## WHAT THIS TASK INVOLVES
Copy each line below without leaving any out.

---------- RECORDS PROVIDED

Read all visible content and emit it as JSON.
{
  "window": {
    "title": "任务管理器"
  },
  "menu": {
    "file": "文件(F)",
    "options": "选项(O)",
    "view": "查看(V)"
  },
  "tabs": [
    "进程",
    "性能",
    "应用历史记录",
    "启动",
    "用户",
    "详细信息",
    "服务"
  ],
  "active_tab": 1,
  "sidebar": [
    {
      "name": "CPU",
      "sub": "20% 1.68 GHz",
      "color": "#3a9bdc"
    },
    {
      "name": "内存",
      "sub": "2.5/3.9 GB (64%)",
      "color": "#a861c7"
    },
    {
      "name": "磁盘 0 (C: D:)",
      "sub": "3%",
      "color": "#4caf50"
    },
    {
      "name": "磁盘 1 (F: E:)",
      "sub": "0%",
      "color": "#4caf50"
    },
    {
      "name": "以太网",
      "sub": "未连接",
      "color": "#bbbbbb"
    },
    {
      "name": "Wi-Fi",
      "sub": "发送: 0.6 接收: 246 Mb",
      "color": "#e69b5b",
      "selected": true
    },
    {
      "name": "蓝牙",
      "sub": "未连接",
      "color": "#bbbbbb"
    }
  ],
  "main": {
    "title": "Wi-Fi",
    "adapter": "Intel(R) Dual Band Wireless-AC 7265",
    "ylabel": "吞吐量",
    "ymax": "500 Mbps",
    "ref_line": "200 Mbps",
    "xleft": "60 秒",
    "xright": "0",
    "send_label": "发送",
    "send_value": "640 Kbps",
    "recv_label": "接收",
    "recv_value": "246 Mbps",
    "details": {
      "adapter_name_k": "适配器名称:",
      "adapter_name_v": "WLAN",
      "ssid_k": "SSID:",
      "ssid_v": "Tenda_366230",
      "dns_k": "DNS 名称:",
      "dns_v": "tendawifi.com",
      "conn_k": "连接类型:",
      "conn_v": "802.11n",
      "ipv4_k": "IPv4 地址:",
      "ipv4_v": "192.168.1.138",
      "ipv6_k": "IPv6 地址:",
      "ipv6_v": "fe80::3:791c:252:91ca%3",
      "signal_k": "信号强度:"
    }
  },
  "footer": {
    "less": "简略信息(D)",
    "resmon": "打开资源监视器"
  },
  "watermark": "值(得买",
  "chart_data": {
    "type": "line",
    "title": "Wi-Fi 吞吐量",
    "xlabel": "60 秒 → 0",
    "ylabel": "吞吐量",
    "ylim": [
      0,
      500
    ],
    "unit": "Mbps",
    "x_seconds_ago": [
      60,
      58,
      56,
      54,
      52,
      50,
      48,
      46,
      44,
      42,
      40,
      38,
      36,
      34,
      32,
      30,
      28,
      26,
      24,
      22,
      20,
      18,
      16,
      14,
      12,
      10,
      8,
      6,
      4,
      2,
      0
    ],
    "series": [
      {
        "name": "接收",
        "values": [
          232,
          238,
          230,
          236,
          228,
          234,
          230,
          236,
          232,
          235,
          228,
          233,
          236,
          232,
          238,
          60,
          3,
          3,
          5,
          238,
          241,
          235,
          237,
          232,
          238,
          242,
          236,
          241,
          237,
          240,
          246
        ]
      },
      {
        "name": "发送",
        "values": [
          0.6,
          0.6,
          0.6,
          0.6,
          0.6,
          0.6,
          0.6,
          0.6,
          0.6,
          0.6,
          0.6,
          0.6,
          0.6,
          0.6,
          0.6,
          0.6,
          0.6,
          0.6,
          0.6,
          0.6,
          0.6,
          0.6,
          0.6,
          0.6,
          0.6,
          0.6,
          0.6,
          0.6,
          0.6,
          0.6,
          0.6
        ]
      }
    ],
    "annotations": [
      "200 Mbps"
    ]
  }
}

--------------------

## RESPONSE TO THIS EXERCISE
Read all visible content and emit it as JSON.
{
  "window": {
    "title": "任务管理器"
  },
  "menu": {
    "file": "文件(F)",
    "options": "选项(O)",
    "view": "查看(V)"
  },
  "tabs": [
    "进程",
    "性能",
    "应用历史记录",
    "启动",
    "用户",
    "详细信息",
    "服务"
  ],
  "active_tab": 1,
  "sidebar": [
    {
      "name": "CPU",
      "sub": "20% 1.68 GHz",
      "color": "#3a9bdc"
    },
    {
      "name": "内存",
      "sub": "2.5/3.9 GB (64%)",
      "color": "#a861c7"
    },
    {
      "name": "磁盘 0 (C: D:)",
      "sub": "3%",
      "color": "#4caf50"
    },
    {
      "name": "磁盘 1 (F: E:)",
      "sub": "0%",
      "color": "#4caf50"
    },
    {
      "name": "以太网",
      "sub": "未连接",
      "color": "#bbbbbb"
    },
    {
      "name": "Wi-Fi",
      "sub": "发送: 0.6 接收: 246 Mb",
      "color": "#e69b5b",
      "selected": true
    },
    {
      "name": "蓝牙",
      "sub": "未连接",
      "color": "#bbbbbb"
    }
  ],
  "main": {
    "title": "Wi-Fi",
    "adapter": "Intel(R) Dual Band Wireless-AC 7265",
    "ylabel": "吞吐量",
    "ymax": "500 Mbps",
    "ref_line": "200 Mbps",
    "xleft": "60 秒",
    "xright": "0",
    "send_label": "发送",
    "send_value": "640 Kbps",
    "recv_label": "接收",
    "recv_value": "246 Mbps",
    "details": {
      "adapter_name_k": "适配器名称:",
      "adapter_name_v": "WLAN",
      "ssid_k": "SSID:",
      "ssid_v": "Tenda_366230",
      "dns_k": "DNS 名称:",
      "dns_v": "tendawifi.com",
      "conn_k": "连接类型:",
      "conn_v": "802.11n",
      "ipv4_k": "IPv4 地址:",
      "ipv4_v": "192.168.1.138",
      "ipv6_k": "IPv6 地址:",
      "ipv6_v": "fe80::3:791c:252:91ca%3",
      "signal_k": "信号强度:"
    }
  },
  "footer": {
    "less": "简略信息(D)",
    "resmon": "打开资源监视器"
  },
  "watermark": "值(得买",
  "chart_data": {
    "type": "line",
    "title": "Wi-Fi 吞吐量",
    "xlabel": "60 秒 → 0",
    "ylabel": "吞吐量",
    "ylim": [
      0,
      500
    ],
    "unit": "Mbps",
    "x_seconds_ago": [
      60,
      58,
      56,
      54,
      52,
      50,
      48,
      46,
      44,
      42,
      40,
      38,
      36,
      34,
      32,
      30,
      28,
      26,
      24,
      22,
      20,
      18,
      16,
      14,
      12,
      10,
      8,
      6,
      4,
      2,
      0
    ],
    "series": [
      {
        "name": "接收",
        "values": [
          232,
          238,
          230,
          236,
          228,
          234,
          230,
          236,
          232,
          235,
          228,
          233,
          236,
          232,
          238,
          60,
          3,
          3,
          5,
          238,
          241,
          235,
          237,
          232,
          238,
          242,
          236,
          241,
          237,
          240,
          246
        ]
      },
      {
        "name": "发送",
        "values": [
          0.6,
          0.6,
          0.6,
          0.6,
          0.6,
          0.6,
          0.6,
          0.6,
          0.6,
          0.6,
          0.6,
          0.6,
          0.6,
          0.6,
          0.6,
          0.6,
          0.6,
          0.6,
          0.6,
          0.6,
          0.6,
          0.6,
          0.6,
          0.6,
          0.6,
          0.6,
          0.6,
          0.6,
          0.6,
          0.6,
          0.6
        ]
      }
    ],
    "annotations": [
      "200 Mbps"
    ]
  }
}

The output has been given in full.